INSTRUCTION
Print these lines of the listing verbatim, starting at the line that contains "Identify all the" and ending at the line that contains "Itemize the components", with both of those lines included.

MATERIAL PROVIDED
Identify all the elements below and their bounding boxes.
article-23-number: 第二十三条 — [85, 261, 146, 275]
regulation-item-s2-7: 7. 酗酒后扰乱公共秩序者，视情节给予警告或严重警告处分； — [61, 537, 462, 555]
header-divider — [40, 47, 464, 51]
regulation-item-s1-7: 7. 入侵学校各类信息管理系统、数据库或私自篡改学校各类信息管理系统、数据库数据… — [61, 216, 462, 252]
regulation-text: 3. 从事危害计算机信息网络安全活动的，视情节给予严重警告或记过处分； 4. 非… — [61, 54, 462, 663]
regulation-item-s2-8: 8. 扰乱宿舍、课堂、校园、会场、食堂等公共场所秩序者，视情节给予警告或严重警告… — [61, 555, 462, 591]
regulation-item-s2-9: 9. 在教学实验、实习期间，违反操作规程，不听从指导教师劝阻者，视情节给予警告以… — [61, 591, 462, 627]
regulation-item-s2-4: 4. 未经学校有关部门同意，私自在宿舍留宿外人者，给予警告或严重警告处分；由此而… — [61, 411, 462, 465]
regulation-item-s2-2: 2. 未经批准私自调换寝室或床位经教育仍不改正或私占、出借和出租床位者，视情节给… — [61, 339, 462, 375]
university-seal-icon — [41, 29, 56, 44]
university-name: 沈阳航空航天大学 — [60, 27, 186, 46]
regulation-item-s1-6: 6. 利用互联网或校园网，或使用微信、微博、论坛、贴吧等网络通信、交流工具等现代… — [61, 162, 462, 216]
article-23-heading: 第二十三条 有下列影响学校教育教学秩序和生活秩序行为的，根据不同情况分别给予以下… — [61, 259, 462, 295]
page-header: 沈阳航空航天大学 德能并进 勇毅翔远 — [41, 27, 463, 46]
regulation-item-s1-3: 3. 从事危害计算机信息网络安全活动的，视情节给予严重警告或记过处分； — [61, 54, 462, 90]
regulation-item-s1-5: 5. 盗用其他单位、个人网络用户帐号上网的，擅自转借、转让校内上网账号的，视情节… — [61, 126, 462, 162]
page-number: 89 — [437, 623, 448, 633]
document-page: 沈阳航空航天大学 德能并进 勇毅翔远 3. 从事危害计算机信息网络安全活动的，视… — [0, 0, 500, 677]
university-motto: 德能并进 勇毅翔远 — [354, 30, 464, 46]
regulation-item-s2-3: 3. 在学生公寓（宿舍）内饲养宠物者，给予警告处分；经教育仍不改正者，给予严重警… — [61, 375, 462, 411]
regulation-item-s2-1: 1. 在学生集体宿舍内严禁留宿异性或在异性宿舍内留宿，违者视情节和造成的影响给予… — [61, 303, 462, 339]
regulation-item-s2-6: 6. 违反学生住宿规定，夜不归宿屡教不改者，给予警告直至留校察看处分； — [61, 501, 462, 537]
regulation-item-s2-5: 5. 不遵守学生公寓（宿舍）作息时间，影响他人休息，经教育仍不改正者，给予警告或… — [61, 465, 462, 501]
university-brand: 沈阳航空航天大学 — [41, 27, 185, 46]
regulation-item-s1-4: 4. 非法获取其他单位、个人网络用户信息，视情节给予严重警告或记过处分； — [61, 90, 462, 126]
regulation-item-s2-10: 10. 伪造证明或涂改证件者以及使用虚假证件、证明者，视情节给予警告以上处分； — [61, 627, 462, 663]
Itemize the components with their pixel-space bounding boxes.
==
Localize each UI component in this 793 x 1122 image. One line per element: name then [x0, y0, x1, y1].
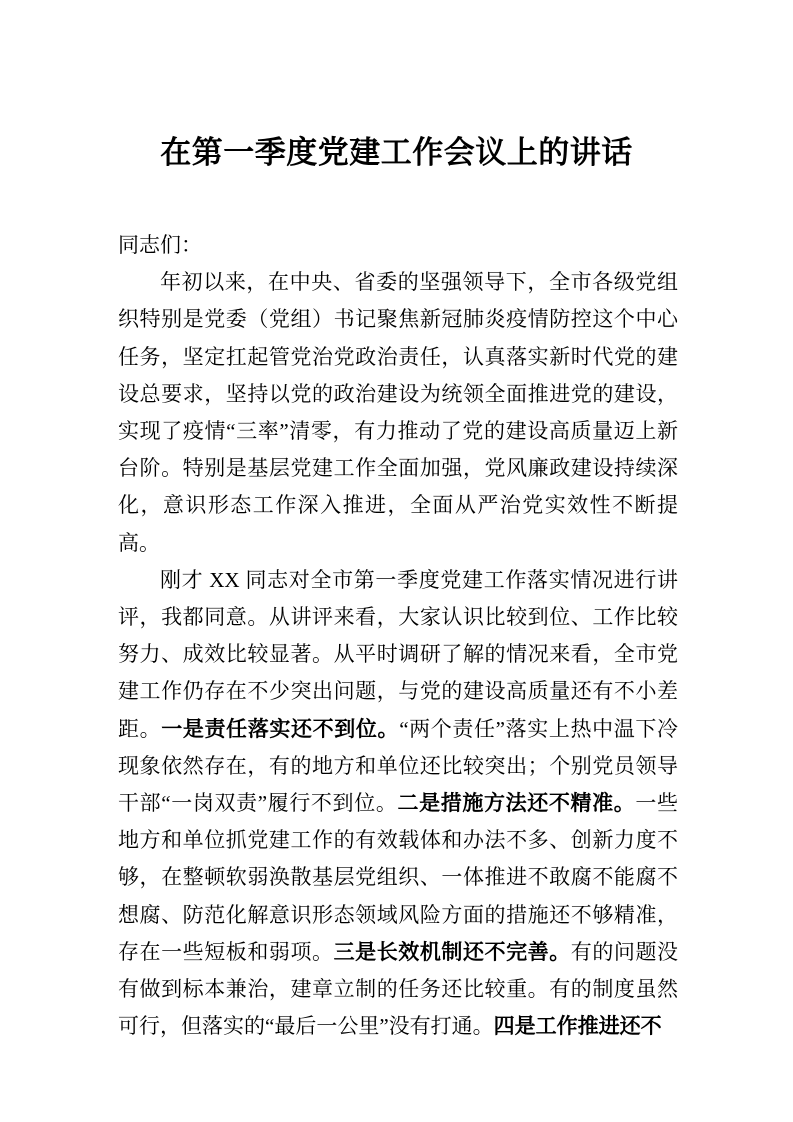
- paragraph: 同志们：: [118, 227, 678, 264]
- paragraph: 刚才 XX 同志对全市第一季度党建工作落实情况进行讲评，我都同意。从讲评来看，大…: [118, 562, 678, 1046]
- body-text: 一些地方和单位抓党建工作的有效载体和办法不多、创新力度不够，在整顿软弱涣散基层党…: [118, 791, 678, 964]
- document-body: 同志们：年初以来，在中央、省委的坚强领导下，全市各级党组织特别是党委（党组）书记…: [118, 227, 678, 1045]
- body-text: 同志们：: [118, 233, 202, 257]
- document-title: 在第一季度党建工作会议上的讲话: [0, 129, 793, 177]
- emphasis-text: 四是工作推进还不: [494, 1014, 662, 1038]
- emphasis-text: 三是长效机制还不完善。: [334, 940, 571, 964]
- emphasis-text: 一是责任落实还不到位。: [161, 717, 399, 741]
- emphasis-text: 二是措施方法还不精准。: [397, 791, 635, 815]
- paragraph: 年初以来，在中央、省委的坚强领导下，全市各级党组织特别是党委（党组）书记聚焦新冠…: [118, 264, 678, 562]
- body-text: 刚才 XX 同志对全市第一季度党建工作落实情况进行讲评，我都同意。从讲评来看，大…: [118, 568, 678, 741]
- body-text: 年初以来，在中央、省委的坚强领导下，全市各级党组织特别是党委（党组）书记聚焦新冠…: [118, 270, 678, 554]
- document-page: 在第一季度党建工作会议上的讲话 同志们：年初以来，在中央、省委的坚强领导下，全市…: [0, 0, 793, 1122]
--
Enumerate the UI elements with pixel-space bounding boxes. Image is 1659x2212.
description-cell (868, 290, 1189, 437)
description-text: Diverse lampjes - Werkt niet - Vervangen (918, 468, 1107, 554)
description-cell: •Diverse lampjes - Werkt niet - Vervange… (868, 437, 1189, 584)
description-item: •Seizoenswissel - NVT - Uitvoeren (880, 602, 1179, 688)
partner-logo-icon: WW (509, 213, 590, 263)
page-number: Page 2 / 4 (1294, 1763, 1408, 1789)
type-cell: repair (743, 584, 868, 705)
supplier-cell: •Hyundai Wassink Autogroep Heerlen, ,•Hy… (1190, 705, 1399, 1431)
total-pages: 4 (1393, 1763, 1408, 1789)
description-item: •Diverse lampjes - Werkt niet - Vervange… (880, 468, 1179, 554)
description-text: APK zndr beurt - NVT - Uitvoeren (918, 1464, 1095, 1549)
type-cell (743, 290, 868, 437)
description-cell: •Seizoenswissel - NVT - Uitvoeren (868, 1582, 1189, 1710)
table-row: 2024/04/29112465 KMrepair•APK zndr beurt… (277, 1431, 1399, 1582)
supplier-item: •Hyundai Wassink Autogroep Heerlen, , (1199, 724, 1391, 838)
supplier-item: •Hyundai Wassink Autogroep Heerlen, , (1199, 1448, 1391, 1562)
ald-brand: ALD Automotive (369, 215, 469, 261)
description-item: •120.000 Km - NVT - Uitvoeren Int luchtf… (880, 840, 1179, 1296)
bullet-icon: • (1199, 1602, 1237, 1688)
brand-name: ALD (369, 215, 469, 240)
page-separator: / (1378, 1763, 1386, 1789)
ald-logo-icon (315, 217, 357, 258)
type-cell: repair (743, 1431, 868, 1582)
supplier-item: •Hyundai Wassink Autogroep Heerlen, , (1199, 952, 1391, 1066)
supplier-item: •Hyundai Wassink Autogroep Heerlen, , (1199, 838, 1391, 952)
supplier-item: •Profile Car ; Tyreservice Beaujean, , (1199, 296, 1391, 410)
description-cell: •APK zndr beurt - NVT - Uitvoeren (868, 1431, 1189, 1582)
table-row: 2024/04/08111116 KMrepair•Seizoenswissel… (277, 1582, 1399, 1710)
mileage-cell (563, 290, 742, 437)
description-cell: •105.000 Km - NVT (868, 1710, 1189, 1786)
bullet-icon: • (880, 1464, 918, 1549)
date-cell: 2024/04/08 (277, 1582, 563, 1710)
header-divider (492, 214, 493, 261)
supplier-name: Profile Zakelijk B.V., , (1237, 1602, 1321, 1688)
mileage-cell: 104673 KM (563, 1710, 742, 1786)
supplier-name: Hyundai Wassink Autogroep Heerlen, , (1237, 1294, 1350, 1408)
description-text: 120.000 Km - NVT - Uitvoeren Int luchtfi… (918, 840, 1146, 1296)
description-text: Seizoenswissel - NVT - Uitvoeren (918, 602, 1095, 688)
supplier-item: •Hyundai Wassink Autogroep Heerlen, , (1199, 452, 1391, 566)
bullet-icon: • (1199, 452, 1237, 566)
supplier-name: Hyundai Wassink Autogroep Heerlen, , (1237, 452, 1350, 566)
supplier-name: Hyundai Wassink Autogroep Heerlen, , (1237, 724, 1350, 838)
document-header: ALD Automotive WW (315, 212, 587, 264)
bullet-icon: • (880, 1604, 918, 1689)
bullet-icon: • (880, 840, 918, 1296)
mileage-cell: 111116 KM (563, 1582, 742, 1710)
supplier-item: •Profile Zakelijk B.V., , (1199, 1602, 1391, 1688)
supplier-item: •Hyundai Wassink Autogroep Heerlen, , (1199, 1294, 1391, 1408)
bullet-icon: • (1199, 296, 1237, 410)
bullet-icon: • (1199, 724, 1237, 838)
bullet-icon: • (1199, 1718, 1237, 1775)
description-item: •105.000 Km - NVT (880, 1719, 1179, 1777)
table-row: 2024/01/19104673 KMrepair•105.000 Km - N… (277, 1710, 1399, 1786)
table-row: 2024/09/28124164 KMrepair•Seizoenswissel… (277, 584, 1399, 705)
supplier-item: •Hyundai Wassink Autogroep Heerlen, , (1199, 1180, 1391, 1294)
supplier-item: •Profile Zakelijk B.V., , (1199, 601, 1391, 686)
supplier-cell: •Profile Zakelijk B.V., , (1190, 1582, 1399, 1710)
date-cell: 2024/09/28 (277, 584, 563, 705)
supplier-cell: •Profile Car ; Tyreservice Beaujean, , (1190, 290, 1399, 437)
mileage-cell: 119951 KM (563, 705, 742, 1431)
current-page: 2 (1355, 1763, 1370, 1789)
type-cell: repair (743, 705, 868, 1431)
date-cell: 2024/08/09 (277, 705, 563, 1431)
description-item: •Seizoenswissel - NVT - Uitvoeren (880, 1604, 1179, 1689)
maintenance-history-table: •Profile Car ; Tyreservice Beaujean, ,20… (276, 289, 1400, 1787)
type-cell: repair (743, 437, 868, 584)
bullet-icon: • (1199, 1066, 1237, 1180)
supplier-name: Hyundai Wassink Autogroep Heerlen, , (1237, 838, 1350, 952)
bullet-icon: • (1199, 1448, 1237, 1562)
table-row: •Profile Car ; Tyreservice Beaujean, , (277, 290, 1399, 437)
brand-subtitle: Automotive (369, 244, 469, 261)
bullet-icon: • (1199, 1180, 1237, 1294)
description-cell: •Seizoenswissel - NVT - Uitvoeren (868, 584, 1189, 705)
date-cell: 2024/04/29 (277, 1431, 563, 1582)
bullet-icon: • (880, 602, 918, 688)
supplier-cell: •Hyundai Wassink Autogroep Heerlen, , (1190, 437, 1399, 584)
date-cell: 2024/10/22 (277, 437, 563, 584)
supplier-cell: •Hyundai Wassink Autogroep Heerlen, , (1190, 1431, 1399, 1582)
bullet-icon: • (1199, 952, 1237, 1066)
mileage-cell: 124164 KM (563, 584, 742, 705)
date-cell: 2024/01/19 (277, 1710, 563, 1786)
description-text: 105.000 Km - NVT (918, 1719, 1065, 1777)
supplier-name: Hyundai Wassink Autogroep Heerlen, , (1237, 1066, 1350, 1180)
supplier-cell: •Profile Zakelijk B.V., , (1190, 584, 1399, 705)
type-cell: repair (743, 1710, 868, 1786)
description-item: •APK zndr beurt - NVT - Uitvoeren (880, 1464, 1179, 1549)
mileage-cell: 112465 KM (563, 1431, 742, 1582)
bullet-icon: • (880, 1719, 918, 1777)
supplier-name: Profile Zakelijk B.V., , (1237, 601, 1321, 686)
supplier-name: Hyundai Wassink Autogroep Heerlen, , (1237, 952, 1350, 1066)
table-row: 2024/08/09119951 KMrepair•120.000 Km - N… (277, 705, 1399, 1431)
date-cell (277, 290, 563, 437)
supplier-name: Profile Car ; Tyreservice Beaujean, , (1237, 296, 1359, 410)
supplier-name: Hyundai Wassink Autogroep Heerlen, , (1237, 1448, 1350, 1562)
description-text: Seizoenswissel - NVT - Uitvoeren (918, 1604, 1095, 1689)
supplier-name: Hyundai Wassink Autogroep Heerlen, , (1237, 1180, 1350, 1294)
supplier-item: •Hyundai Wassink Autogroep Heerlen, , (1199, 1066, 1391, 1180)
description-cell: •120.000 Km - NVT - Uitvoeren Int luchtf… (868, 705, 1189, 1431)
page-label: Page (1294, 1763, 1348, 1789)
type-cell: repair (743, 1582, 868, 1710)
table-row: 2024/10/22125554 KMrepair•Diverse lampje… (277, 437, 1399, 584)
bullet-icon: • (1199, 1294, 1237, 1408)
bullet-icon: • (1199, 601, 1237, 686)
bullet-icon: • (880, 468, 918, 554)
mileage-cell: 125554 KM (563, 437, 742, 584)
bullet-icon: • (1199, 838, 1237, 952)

EXERCISE OUTPUT
Identify all the elements below and their bounding boxes.
article-23-number: 第二十三条 — [85, 261, 146, 275]
regulation-item-s2-7: 7. 酗酒后扰乱公共秩序者，视情节给予警告或严重警告处分； — [61, 537, 462, 555]
header-divider — [40, 47, 464, 51]
regulation-item-s1-7: 7. 入侵学校各类信息管理系统、数据库或私自篡改学校各类信息管理系统、数据库数据… — [61, 216, 462, 252]
regulation-text: 3. 从事危害计算机信息网络安全活动的，视情节给予严重警告或记过处分； 4. 非… — [61, 54, 462, 663]
regulation-item-s2-8: 8. 扰乱宿舍、课堂、校园、会场、食堂等公共场所秩序者，视情节给予警告或严重警告… — [61, 555, 462, 591]
regulation-item-s2-9: 9. 在教学实验、实习期间，违反操作规程，不听从指导教师劝阻者，视情节给予警告以… — [61, 591, 462, 627]
regulation-item-s2-4: 4. 未经学校有关部门同意，私自在宿舍留宿外人者，给予警告或严重警告处分；由此而… — [61, 411, 462, 465]
regulation-item-s2-2: 2. 未经批准私自调换寝室或床位经教育仍不改正或私占、出借和出租床位者，视情节给… — [61, 339, 462, 375]
university-seal-icon — [41, 29, 56, 44]
university-name: 沈阳航空航天大学 — [60, 27, 186, 46]
regulation-item-s1-6: 6. 利用互联网或校园网，或使用微信、微博、论坛、贴吧等网络通信、交流工具等现代… — [61, 162, 462, 216]
article-23-heading: 第二十三条 有下列影响学校教育教学秩序和生活秩序行为的，根据不同情况分别给予以下… — [61, 259, 462, 295]
page-header: 沈阳航空航天大学 德能并进 勇毅翔远 — [41, 27, 463, 46]
regulation-item-s1-3: 3. 从事危害计算机信息网络安全活动的，视情节给予严重警告或记过处分； — [61, 54, 462, 90]
regulation-item-s1-5: 5. 盗用其他单位、个人网络用户帐号上网的，擅自转借、转让校内上网账号的，视情节… — [61, 126, 462, 162]
page-number: 89 — [437, 623, 448, 633]
document-page: 沈阳航空航天大学 德能并进 勇毅翔远 3. 从事危害计算机信息网络安全活动的，视… — [0, 0, 500, 677]
university-motto: 德能并进 勇毅翔远 — [354, 30, 464, 46]
regulation-item-s2-3: 3. 在学生公寓（宿舍）内饲养宠物者，给予警告处分；经教育仍不改正者，给予严重警… — [61, 375, 462, 411]
regulation-item-s2-1: 1. 在学生集体宿舍内严禁留宿异性或在异性宿舍内留宿，违者视情节和造成的影响给予… — [61, 303, 462, 339]
regulation-item-s2-6: 6. 违反学生住宿规定，夜不归宿屡教不改者，给予警告直至留校察看处分； — [61, 501, 462, 537]
regulation-item-s2-5: 5. 不遵守学生公寓（宿舍）作息时间，影响他人休息，经教育仍不改正者，给予警告或… — [61, 465, 462, 501]
university-brand: 沈阳航空航天大学 — [41, 27, 185, 46]
regulation-item-s1-4: 4. 非法获取其他单位、个人网络用户信息，视情节给予严重警告或记过处分； — [61, 90, 462, 126]
regulation-item-s2-10: 10. 伪造证明或涂改证件者以及使用虚假证件、证明者，视情节给予警告以上处分； — [61, 627, 462, 663]
Itemize the components with their pixel-space bounding boxes.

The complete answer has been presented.